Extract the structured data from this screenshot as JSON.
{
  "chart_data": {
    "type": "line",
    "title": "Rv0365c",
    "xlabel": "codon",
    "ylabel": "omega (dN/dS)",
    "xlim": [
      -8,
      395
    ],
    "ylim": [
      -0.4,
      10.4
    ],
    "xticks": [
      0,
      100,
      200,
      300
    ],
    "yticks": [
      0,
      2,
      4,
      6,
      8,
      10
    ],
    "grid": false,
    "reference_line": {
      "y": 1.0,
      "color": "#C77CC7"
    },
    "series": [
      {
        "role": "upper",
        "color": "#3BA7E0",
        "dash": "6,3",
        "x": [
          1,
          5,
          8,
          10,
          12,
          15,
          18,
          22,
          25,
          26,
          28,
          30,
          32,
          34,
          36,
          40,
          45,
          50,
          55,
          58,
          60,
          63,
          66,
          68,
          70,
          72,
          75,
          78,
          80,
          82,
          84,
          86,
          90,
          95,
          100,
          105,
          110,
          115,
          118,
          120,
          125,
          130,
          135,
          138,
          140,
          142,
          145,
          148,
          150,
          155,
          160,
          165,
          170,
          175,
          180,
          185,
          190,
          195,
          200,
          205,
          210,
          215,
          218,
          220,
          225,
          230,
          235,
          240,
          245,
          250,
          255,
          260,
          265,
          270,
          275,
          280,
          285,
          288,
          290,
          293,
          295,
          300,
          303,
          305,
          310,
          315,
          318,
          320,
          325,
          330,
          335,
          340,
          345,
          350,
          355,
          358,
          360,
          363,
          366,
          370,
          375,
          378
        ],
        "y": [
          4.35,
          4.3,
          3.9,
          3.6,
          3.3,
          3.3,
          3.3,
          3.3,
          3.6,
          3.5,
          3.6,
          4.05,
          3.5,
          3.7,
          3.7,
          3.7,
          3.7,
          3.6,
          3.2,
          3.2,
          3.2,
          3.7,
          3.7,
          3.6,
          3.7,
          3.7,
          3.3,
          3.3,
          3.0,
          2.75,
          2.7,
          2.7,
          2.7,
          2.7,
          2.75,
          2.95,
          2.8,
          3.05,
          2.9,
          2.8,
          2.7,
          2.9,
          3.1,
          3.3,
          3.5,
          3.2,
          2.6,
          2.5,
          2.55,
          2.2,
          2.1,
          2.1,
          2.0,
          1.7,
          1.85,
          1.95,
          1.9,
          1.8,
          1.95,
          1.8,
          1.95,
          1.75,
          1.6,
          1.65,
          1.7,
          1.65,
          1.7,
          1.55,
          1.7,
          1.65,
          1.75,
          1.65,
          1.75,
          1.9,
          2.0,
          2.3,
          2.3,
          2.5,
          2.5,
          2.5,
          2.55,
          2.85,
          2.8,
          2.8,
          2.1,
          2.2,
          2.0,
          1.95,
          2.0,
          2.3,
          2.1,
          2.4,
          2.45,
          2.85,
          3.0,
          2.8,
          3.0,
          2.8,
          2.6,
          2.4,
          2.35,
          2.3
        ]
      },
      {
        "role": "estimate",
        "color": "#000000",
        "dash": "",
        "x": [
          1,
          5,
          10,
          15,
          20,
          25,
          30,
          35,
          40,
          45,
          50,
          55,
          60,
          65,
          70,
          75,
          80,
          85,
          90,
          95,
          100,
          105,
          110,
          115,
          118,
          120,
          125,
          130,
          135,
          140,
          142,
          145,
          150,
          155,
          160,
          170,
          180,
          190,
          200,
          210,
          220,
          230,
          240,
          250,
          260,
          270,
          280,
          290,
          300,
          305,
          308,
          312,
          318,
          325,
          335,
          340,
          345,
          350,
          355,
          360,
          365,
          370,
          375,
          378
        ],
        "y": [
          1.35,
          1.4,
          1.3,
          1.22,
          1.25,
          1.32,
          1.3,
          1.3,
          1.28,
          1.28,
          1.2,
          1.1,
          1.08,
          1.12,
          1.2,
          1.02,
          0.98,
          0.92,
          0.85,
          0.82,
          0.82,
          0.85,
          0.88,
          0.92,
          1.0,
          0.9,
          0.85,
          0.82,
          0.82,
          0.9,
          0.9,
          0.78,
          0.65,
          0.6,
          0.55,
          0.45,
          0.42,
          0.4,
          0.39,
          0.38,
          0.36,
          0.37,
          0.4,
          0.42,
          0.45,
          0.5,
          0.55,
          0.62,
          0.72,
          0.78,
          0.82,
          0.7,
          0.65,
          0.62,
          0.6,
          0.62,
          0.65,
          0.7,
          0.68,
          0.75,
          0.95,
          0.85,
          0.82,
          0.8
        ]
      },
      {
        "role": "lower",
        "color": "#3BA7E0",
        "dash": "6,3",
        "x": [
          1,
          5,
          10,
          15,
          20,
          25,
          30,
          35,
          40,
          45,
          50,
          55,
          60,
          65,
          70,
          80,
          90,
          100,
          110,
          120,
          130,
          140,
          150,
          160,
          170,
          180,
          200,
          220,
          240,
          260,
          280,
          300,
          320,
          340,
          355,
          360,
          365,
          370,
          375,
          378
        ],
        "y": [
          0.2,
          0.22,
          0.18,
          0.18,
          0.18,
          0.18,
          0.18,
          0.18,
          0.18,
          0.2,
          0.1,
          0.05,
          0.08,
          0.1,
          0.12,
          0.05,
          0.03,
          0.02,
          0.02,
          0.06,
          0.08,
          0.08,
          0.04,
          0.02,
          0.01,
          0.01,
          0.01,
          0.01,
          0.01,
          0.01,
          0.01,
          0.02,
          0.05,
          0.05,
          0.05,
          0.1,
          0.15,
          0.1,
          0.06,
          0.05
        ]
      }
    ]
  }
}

■ **TASK DETAILS**: Search the data above for the string "color" and copy each line that has it.

■ **TASK OUTPUT**:
      "color": "#C77CC7"
        "color": "#3BA7E0",
        "color": "#000000",
        "color": "#3BA7E0",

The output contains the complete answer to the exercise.